═══ EXTRACT PROVIDED ═══
However, the exhibition’s focal point is the research into Romania’s involvement in the broader European colonial project, centered on the figure of explorer Iuliu Popper. Despite his participation in the genocide of the indigenous Selk’nam people in Tierra del Fuego, Popper has been praised in Romanian school textbooks and even honored by the socialist regime in the 1980s with a commemorative stamp. As both curators and artists, Mona Vătămanu and Florin Tudor directly contribute to this research with their film They All Became Birds, inspired by a little-known album dedicated to Tierra del Fuego which includes photographs of Popper on so-called “indian hunts,” rifle in hand, surrounded by a small army. The artists subtly reveal a series of overlooked insights, such as the fact that these late 19th-century snapshots depicting the group of conquistadors were undoubtedly staged, constructed. Another striking detail is that the entire album lacks even a single image of a living indigenous person. Through their investigation, the artists reveal the colonialist trope of the Americas as nobody’s land and critique the legal justification that europeans employed to dispossess indigenous territories according to the so-called “doctrine of discovery”. Following in the footsteps of Edward Said, their project uncovers the discursive strategies through which colonial superiority and rationality were constructed in opposition to the perceived immaturity and primitivism of the colonized culture, and ultimately, they reject exoticism as an imposed, staged narrative shaped by the conquistador’s fantasies (escapist temptations, the obsession with gold etc).

The subject is further explored in adjacent projects, such as Megan Dominescu’s ironic hand-woven tapestries depicting portraits of Popper and other explorers worthy of national pride, thus highlighting the broader need for a critical postcolonial reassessment of the entire program of European geographic discoveries and expeditions, which began during the Renaissance and continued into the 20th century.
═══ TASK MATERIAL ═══
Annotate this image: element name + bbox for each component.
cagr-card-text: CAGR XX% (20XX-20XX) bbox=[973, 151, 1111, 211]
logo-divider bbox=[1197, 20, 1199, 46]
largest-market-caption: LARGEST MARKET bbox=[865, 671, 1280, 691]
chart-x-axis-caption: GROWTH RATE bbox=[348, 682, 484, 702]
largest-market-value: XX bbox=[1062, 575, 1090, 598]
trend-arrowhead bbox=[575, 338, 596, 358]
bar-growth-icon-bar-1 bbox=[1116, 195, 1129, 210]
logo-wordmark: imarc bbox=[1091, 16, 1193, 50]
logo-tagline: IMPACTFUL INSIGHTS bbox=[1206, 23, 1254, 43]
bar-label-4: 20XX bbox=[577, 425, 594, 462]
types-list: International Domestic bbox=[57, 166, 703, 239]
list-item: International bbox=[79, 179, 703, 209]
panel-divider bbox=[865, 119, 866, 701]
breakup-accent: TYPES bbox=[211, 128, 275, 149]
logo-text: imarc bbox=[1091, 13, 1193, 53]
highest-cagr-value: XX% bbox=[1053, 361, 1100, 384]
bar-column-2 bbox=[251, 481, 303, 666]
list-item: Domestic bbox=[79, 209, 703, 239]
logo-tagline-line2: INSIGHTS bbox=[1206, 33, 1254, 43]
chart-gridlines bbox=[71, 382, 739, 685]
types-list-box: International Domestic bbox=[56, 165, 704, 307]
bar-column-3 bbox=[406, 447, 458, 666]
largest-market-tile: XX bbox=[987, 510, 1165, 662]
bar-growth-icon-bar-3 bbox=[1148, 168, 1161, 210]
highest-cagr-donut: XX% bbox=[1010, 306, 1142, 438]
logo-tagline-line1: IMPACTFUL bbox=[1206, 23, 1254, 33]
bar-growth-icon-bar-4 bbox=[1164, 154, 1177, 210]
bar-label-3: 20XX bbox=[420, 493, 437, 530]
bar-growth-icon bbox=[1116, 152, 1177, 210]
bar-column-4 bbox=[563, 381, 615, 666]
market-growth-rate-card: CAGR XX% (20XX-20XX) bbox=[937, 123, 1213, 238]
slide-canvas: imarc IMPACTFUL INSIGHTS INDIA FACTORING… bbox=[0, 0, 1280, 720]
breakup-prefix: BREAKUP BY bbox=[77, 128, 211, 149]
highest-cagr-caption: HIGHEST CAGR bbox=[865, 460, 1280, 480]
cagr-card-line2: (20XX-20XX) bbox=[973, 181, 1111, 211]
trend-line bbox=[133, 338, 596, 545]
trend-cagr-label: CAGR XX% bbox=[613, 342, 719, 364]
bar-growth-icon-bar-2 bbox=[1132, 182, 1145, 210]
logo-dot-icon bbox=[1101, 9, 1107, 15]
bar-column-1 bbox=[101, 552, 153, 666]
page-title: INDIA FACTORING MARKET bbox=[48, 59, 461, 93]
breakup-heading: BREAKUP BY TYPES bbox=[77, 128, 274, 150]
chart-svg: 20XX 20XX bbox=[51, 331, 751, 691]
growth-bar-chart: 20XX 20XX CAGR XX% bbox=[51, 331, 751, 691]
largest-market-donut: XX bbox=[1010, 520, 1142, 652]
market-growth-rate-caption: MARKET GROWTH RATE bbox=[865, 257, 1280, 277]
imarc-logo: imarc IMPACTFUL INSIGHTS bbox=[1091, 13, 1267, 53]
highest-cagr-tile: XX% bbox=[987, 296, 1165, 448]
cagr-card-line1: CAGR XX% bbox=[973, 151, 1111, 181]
═══
(EXERCISE REQUIREMENTS)
**1.** Replace "bbox" with "box" in the records and write out everything from the start of the records down to the line containing "breakup-heading: BREAKUP BY", leaving all else unchanged.
**2.** Carry on the text about the exhibition on Romania's colonial past from the point where it stops.

(ANSWERS)
**1.**
Annotate this image: element name + box for each component.
cagr-card-text: CAGR XX% (20XX-20XX) box=[973, 151, 1111, 211]
logo-divider box=[1197, 20, 1199, 46]
largest-market-caption: LARGEST MARKET box=[865, 671, 1280, 691]
chart-x-axis-caption: GROWTH RATE box=[348, 682, 484, 702]
largest-market-value: XX box=[1062, 575, 1090, 598]
trend-arrowhead box=[575, 338, 596, 358]
bar-growth-icon-bar-1 box=[1116, 195, 1129, 210]
logo-wordmark: imarc box=[1091, 16, 1193, 50]
logo-tagline: IMPACTFUL INSIGHTS box=[1206, 23, 1254, 43]
bar-label-4: 20XX box=[577, 425, 594, 462]
types-list: International Domestic box=[57, 166, 703, 239]
list-item: International box=[79, 179, 703, 209]
panel-divider box=[865, 119, 866, 701]
breakup-accent: TYPES box=[211, 128, 275, 149]
logo-text: imarc box=[1091, 13, 1193, 53]
highest-cagr-value: XX% box=[1053, 361, 1100, 384]
bar-column-2 box=[251, 481, 303, 666]
list-item: Domestic box=[79, 209, 703, 239]
logo-tagline-line2: INSIGHTS box=[1206, 33, 1254, 43]
chart-gridlines box=[71, 382, 739, 685]
types-list-box: International Domestic box=[56, 165, 704, 307]
bar-column-3 box=[406, 447, 458, 666]
largest-market-tile: XX box=[987, 510, 1165, 662]
bar-growth-icon-bar-3 box=[1148, 168, 1161, 210]
highest-cagr-donut: XX% box=[1010, 306, 1142, 438]
logo-tagline-line1: IMPACTFUL box=[1206, 23, 1254, 33]
bar-growth-icon-bar-4 box=[1164, 154, 1177, 210]
bar-label-3: 20XX box=[420, 493, 437, 530]
bar-growth-icon box=[1116, 152, 1177, 210]
bar-column-4 box=[563, 381, 615, 666]
market-growth-rate-card: CAGR XX% (20XX-20XX) box=[937, 123, 1213, 238]
slide-canvas: imarc IMPACTFUL INSIGHTS INDIA FACTORING… box=[0, 0, 1280, 720]
breakup-prefix: BREAKUP BY box=[77, 128, 211, 149]
highest-cagr-caption: HIGHEST CAGR box=[865, 460, 1280, 480]
cagr-card-line2: (20XX-20XX) box=[973, 181, 1111, 211]
trend-line box=[133, 338, 596, 545]
trend-cagr-label: CAGR XX% box=[613, 342, 719, 364]
bar-growth-icon-bar-2 box=[1132, 182, 1145, 210]
logo-dot-icon box=[1101, 9, 1107, 15]
bar-column-1 box=[101, 552, 153, 666]
page-title: INDIA FACTORING MARKET box=[48, 59, 461, 93]
breakup-heading: BREAKUP BY TYPES box=[77, 128, 274, 150]

**2.**
The critique of vertical, subjective geographies is also poetically reinterpreted in the striking textile work of young Timișoara-based artist Loredana Ilie. Her piece is a large-scale imaginary map (4 x 8 meters) adorned with medieval symbols and markings. Its title –Hic Svnt Draconesreferences the European explorers’ practice of associating the unknown with danger, specifically by marking uncharted territories with dragons and other fearsome mythical creatures. Once again, the exhibition exposes the negative valuation of the so-called Other, different and unknown, within the Western epistemological framework, which prioritizes rationality and enforces hierarchies and typologies onto indigenous cultures. Displayed at the center of the exhibition hall, mirroring Timur Merah VII from Bali, a piece symbolizing a journey into real or imagined unknown lands, Hic Svnt Dracones also evokes the image of a ship’s sail. At the same time, it can be interpreted as a metaphor for uncharted mental spaces and collective fears.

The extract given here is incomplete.